Aim. Each line that holds the word "this" counts once; give the total number of such lines and nothing else.

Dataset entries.
---------------

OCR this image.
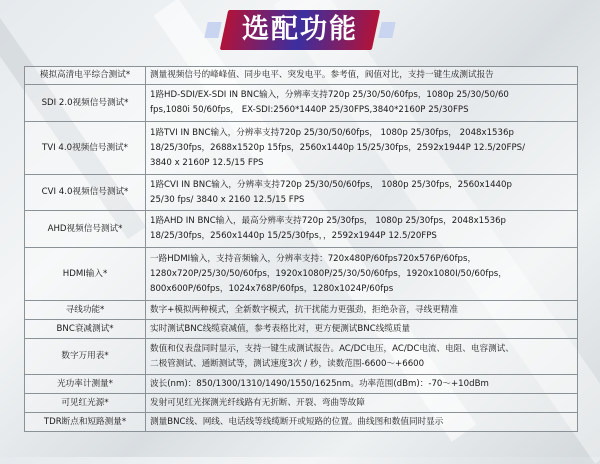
选配功能
模拟高清电平综合测试*	测量视频信号的峰峰值、同步电平、突发电平。参考值，阀值对比，支持一键生成测试报告
SDI 2.0视频信号测试*	1路HD-SDI/EX-SDI IN BNC输入，分辨率支持720p 25/30/50/60fps，1080p 25/30/50/60
fps,1080i 50/60fps， EX-SDI:2560*1440P 25/30FPS,3840*2160P 25/30FPS
TVI 4.0视频信号测试*	1路TVI IN BNC输入，分辨率支持720p 25/30/50/60fps， 1080p 25/30fps， 2048x1536p
18/25/30fps，2688x1520p 15fps，2560x1440p 15/25/30fps，2592x1944P 12.5/20FPS/
3840 x 2160P 12.5/15 FPS
CVI 4.0视频信号测试*	1路CVI IN BNC输入，分辨率支持720p 25/30/50/60fps， 1080p 25/30fps，2560x1440p
25/30 fps/ 3840 x 2160 12.5/15 FPS
AHD视频信号测试*	1路AHD IN BNC输入，最高分辨率支持720p 25/30fps， 1080p 25/30fps，2048x1536p
18/25/30fps，2560x1440p 15/25/30fps，，2592x1944P 12.5/20FPS
HDMI输入*	一路HDMI输入，支持音频输入，分辨率支持：720x480P/60fps720x576P/60fps，
1280x720P/25/30/50/60fps，1920x1080P/25/30/50/60fps，1920x1080I/50/60fps，
800x600P/60fps，1024x768P/60fps，1280x1024P/60fps
寻线功能*	数字+模拟两种模式，全新数字模式，抗干扰能力更强劲，拒绝杂音，寻线更精准
BNC衰减测试*	实时测试BNC线缆衰减值，参考表格比对，更方便测试BNC线缆质量
数字万用表*	数值和仪表盘同时显示，支持一键生成测试报告。AC/DC电压，AC/DC电流、电阻、电容测试、
二极管测试、通断测试等，测试速度3次 / 秒，读数范围-6600～+6600
光功率计测量*	波长(nm)：850/1300/1310/1490/1550/1625nm。功率范围(dBm)：-70～+10dBm
可见红光源*	发射可见红光探测光纤线路有无折断、开裂、弯曲等故障
TDR断点和短路测量*	测量BNC线、网线、电话线等线缆断开或短路的位置。曲线图和数值同时显示
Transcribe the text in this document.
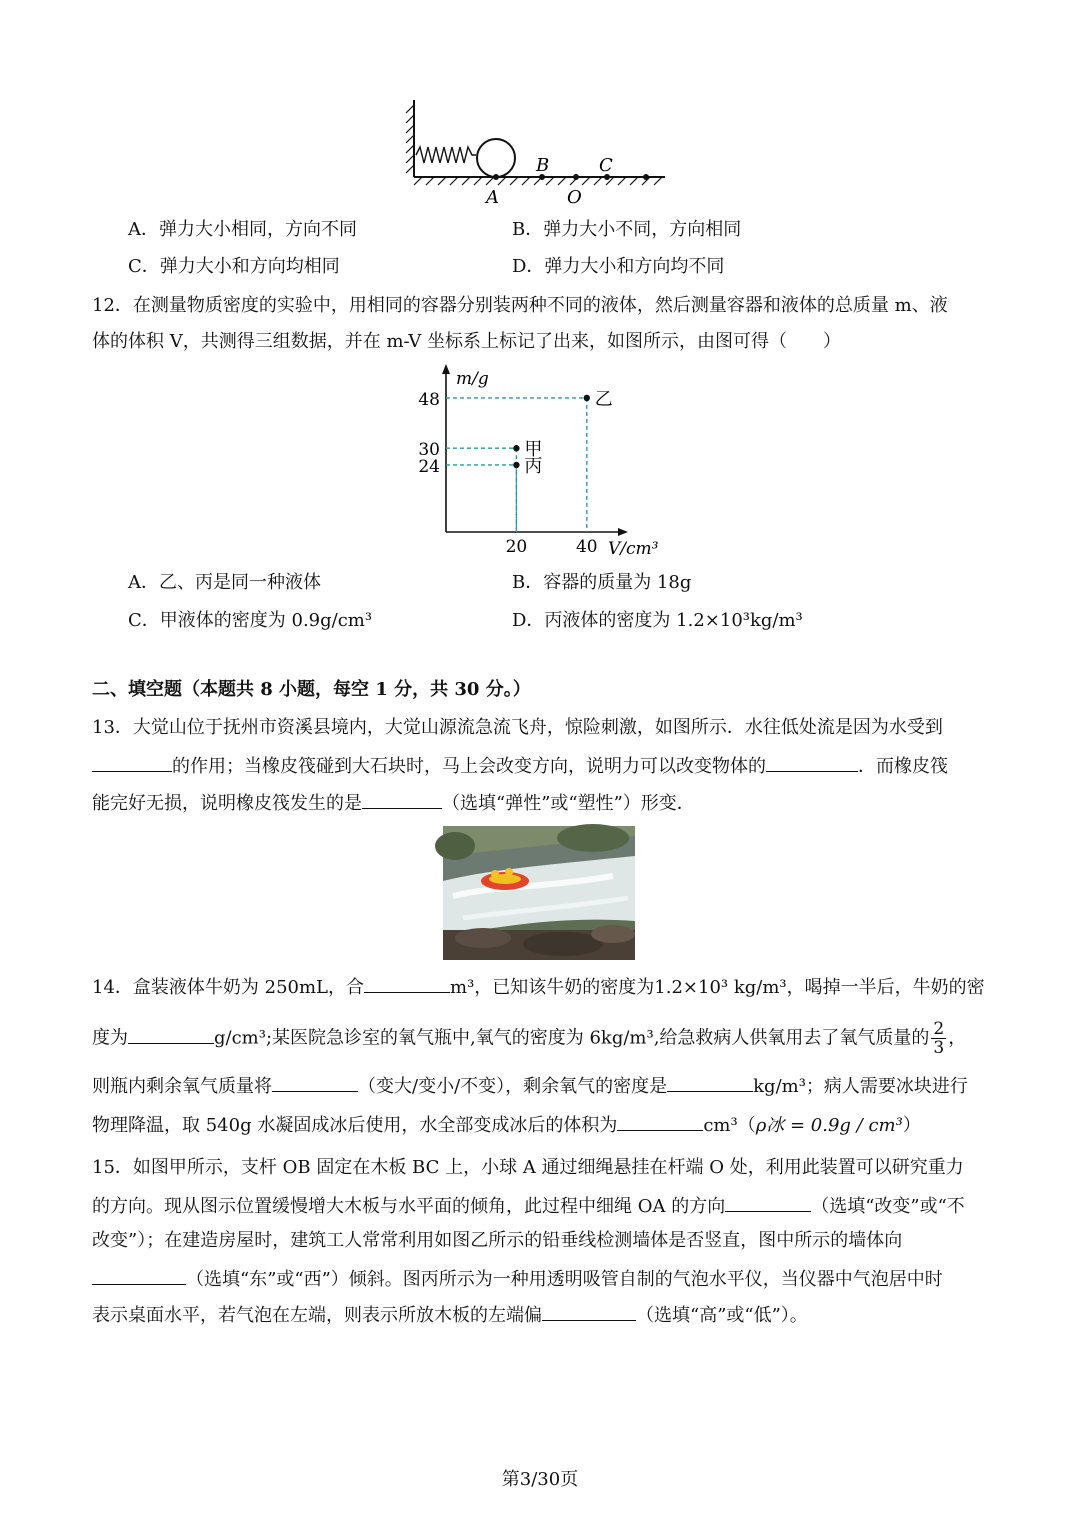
B	C
A	O
A．弹力大小相同，方向不同	B．弹力大小不同，方向相同
C．弹力大小和方向均相同	D．弹力大小和方向均不同
12．在测量物质密度的实验中，用相同的容器分别装两种不同的液体，然后测量容器和液体的总质量 m、液
体的体积 V，共测得三组数据，并在 m-V 坐标系上标记了出来，如图所示，由图可得（　　）
m/g
V/cm³
甲
丙
乙
48
30
24
20	40
A．乙、丙是同一种液体	B．容器的质量为 18g
C．甲液体的密度为 0.9g/cm³	D．丙液体的密度为 1.2×10³kg/m³
二、填空题（本题共 8 小题，每空 1 分，共 30 分。）
13．大觉山位于抚州市资溪县境内，大觉山源流急流飞舟，惊险刺激，如图所示．水往低处流是因为水受到
的作用；当橡皮筏碰到大石块时，马上会改变方向，说明力可以改变物体的	．而橡皮筏
能完好无损，说明橡皮筏发生的是	（选填“弹性”或“塑性”）形变．
14．盒装液体牛奶为 250mL，合	m³，已知该牛奶的密度为1.2×10³ kg/m³，喝掉一半后，牛奶的密
度为	g/cm³;某医院急诊室的氧气瓶中,氧气的密度为 6kg/m³,给急救病人供氧用去了氧气质量的 $\frac{2}{3}$ ，
则瓶内剩余氧气质量将	（变大/变小/不变），剩余氧气的密度是	kg/m³；病人需要冰块进行
物理降温，取 540g 水凝固成冰后使用，水全部变成冰后的体积为	cm³（ρ冰 = 0.9g / cm³）
15．如图甲所示，支杆 OB 固定在木板 BC 上，小球 A 通过细绳悬挂在杆端 O 处，利用此装置可以研究重力
的方向。现从图示位置缓慢增大木板与水平面的倾角，此过程中细绳 OA 的方向	（选填“改变”或“不
改变”）；在建造房屋时，建筑工人常常利用如图乙所示的铅垂线检测墙体是否竖直，图中所示的墙体向
（选填“东”或“西”）倾斜。图丙所示为一种用透明吸管自制的气泡水平仪，当仪器中气泡居中时
表示桌面水平，若气泡在左端，则表示所放木板的左端偏	（选填“高”或“低”）。
第3/30页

---------------

Output of the exercise. 2